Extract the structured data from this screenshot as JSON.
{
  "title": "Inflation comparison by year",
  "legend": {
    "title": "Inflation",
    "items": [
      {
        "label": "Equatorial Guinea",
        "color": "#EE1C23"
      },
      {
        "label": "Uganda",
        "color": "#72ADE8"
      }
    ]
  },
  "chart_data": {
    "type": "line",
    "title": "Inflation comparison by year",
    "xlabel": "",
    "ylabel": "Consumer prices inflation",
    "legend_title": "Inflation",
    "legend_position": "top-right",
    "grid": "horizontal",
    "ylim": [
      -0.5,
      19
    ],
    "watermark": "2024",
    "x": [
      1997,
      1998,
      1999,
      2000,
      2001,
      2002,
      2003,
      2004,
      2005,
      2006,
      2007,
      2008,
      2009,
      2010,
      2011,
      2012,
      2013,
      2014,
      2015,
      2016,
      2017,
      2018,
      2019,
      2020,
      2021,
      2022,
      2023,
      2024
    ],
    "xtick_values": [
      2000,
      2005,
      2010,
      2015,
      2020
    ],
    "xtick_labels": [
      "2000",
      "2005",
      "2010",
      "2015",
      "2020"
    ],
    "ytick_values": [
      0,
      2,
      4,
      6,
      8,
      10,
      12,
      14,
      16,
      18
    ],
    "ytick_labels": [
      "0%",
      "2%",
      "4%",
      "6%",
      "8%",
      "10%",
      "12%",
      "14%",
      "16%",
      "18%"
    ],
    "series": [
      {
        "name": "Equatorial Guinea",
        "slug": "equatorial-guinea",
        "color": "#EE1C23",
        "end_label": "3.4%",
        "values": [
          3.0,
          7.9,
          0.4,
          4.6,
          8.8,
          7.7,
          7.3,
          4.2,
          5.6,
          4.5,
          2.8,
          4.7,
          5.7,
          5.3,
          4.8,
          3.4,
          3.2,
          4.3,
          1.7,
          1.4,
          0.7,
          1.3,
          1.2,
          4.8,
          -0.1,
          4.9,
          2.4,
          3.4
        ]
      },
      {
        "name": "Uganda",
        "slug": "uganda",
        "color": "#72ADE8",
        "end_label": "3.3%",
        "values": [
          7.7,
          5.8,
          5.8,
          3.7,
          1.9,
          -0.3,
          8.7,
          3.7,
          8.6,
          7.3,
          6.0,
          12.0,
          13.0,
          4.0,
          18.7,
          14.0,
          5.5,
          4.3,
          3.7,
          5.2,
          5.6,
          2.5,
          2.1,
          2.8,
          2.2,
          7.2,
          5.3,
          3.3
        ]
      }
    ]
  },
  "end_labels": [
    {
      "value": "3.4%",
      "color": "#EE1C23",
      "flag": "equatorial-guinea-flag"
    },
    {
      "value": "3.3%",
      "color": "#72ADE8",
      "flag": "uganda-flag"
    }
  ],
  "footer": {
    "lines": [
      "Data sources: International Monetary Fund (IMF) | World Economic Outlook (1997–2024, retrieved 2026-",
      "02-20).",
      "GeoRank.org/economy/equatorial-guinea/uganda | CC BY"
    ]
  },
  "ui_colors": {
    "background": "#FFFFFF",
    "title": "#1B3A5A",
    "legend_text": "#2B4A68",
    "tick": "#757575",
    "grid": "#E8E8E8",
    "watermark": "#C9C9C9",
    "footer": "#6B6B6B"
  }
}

————————

EXERCISE PROMPT
Look through the listing above. Pick out each line with "year" and copy it.

REPLY TO THE EXERCISE
  "title": "Inflation comparison by year",
    "title": "Inflation comparison by year",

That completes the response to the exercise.